| STATED PROBLEM |
Check each line for the word "date" and give how many have it. Say nothing else.

** begin RECORDS FOR THE EXERCISE **

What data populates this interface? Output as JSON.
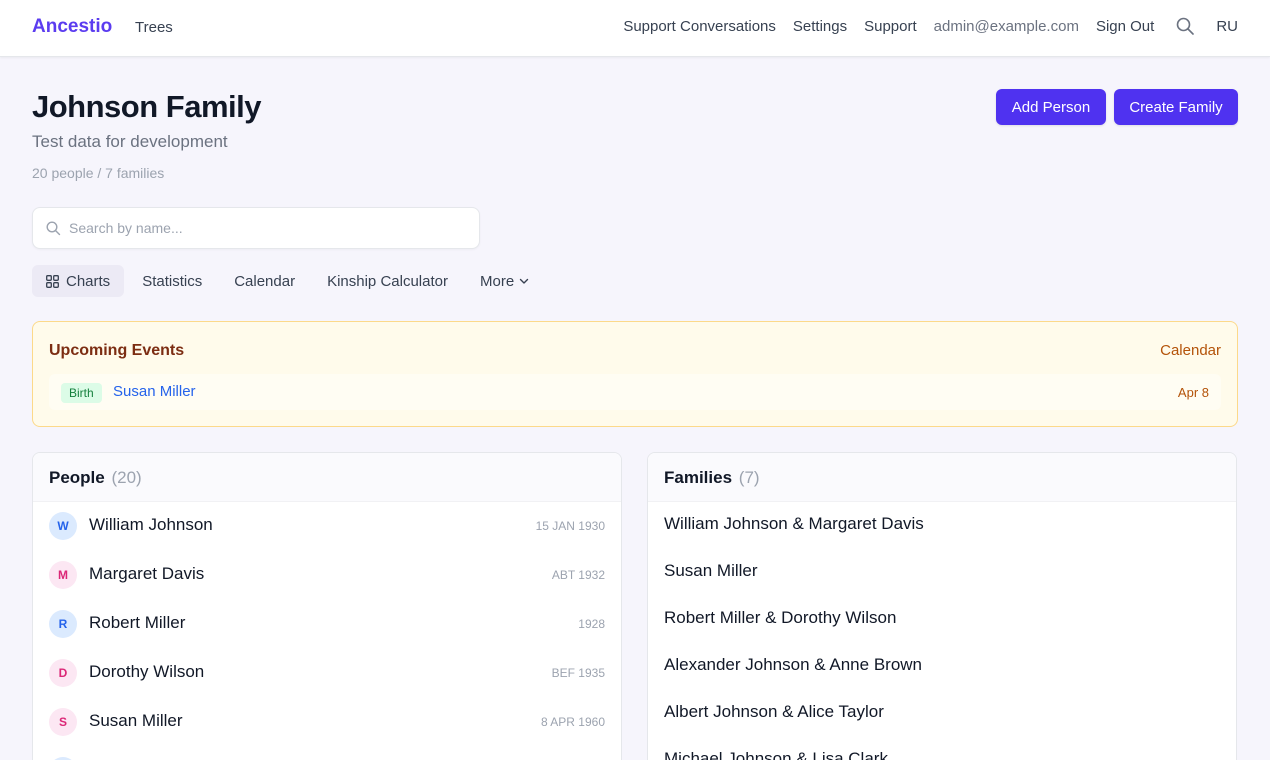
{
  "topbar": {
    "brand": "Ancestio",
    "trees": "Trees",
    "support_conversations": "Support Conversations",
    "settings": "Settings",
    "support": "Support",
    "email": "admin@example.com",
    "sign_out": "Sign Out",
    "search_icon": "search-icon",
    "language": "RU"
  },
  "header": {
    "title": "Johnson Family",
    "subtitle": "Test data for development",
    "stats": "20 people / 7 families",
    "add_person": "Add Person",
    "create_family": "Create Family"
  },
  "search": {
    "placeholder": "Search by name...",
    "value": ""
  },
  "tabs": [
    {
      "label": "Charts",
      "icon": "grid-icon"
    },
    {
      "label": "Statistics"
    },
    {
      "label": "Calendar"
    },
    {
      "label": "Kinship Calculator"
    },
    {
      "label": "More",
      "icon": "chevron-down-icon"
    }
  ],
  "events": {
    "title": "Upcoming Events",
    "link": "Calendar",
    "items": [
      {
        "type": "Birth",
        "name": "Susan Miller",
        "date": "Apr 8"
      }
    ]
  },
  "people": {
    "title": "People",
    "count": "(20)",
    "items": [
      {
        "initial": "W",
        "name": "William Johnson",
        "date": "15 JAN 1930",
        "sex": "m"
      },
      {
        "initial": "M",
        "name": "Margaret Davis",
        "date": "ABT 1932",
        "sex": "f"
      },
      {
        "initial": "R",
        "name": "Robert Miller",
        "date": "1928",
        "sex": "m"
      },
      {
        "initial": "D",
        "name": "Dorothy Wilson",
        "date": "BEF 1935",
        "sex": "f"
      },
      {
        "initial": "S",
        "name": "Susan Miller",
        "date": "8 APR 1960",
        "sex": "f"
      }
    ]
  },
  "families": {
    "title": "Families",
    "count": "(7)",
    "items": [
      "William Johnson & Margaret Davis",
      "Susan Miller",
      "Robert Miller & Dorothy Wilson",
      "Alexander Johnson & Anne Brown",
      "Albert Johnson & Alice Taylor",
      "Michael Johnson & Lisa Clark"
    ]
  },
  "colors": {
    "accent": "#4f32f0",
    "brand": "#5b3cf0",
    "event_bg": "#fffbeb",
    "male_avatar": "#dbeafe",
    "female_avatar": "#fce7f3"
  }
}
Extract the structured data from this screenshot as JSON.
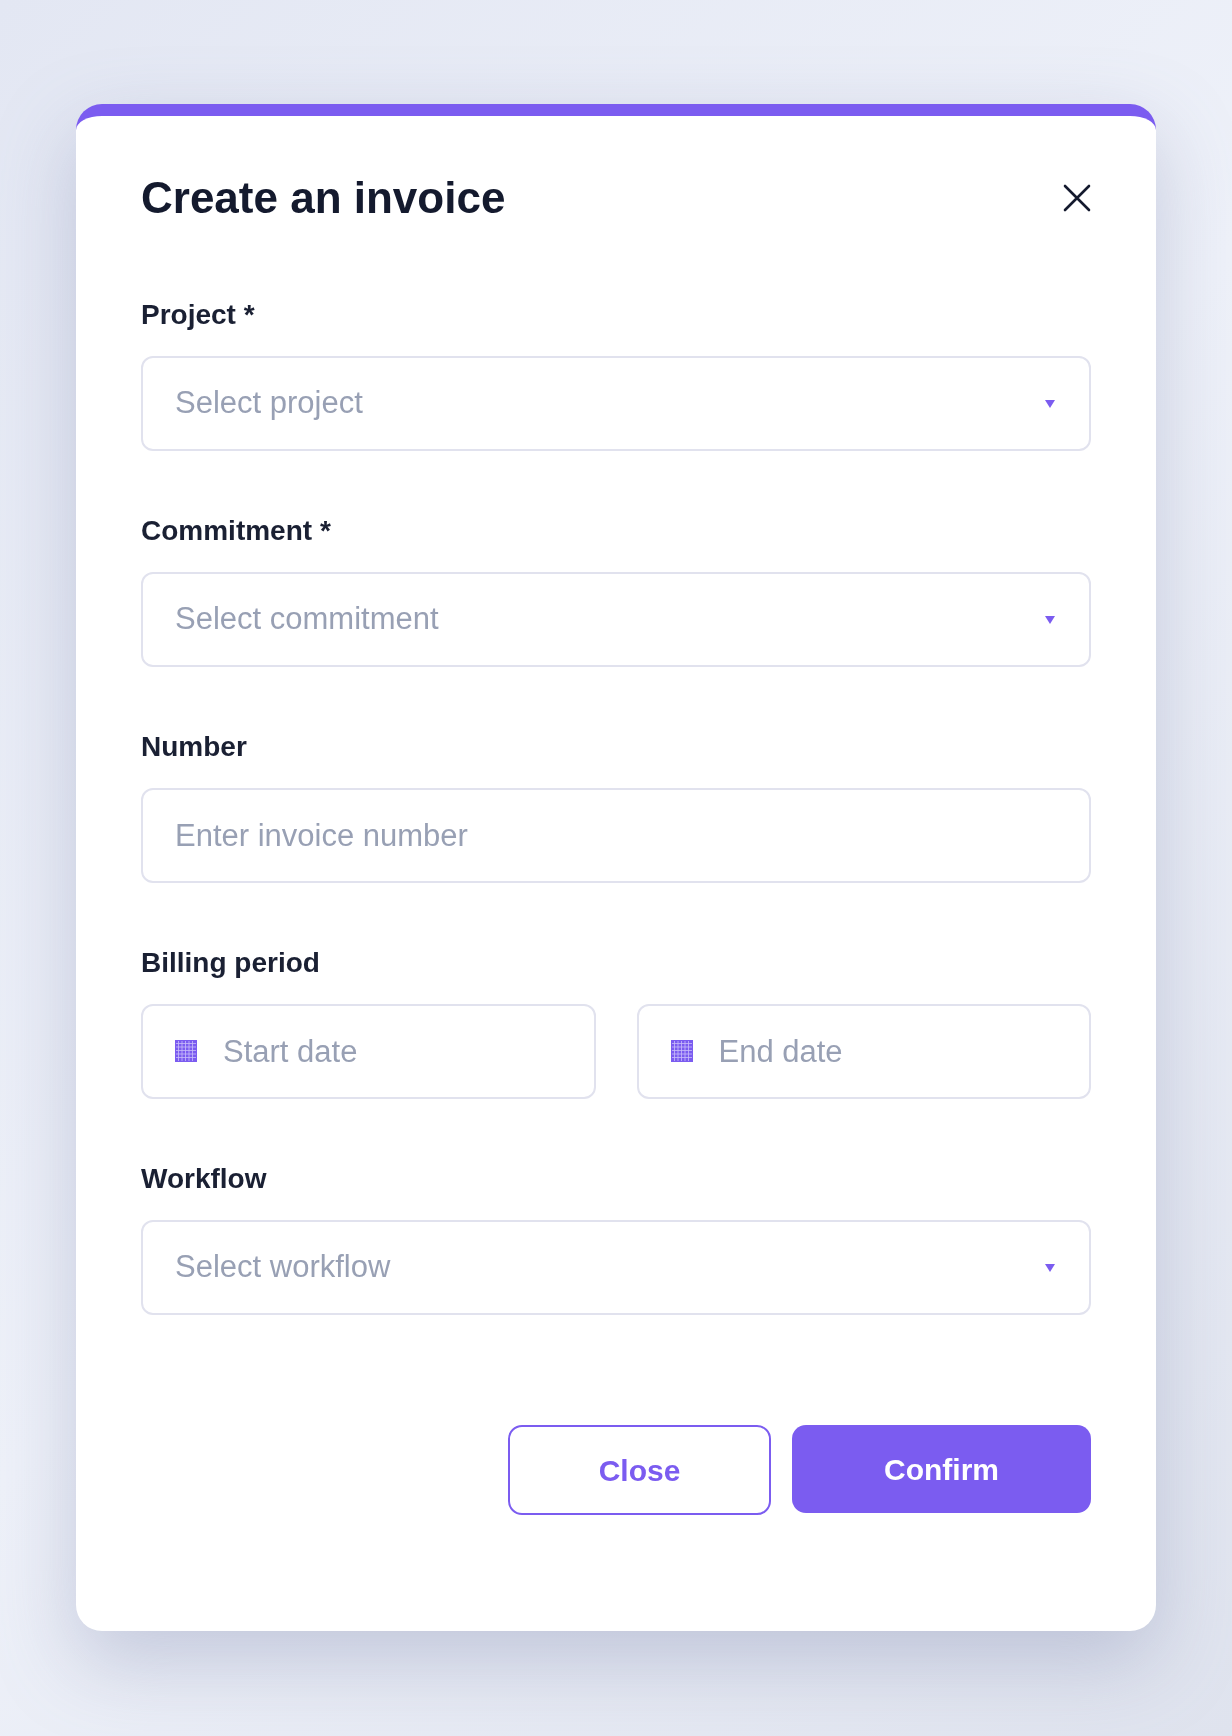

** end RECORDS FOR THE EXERCISE **

| CORRECT OUTPUT |
6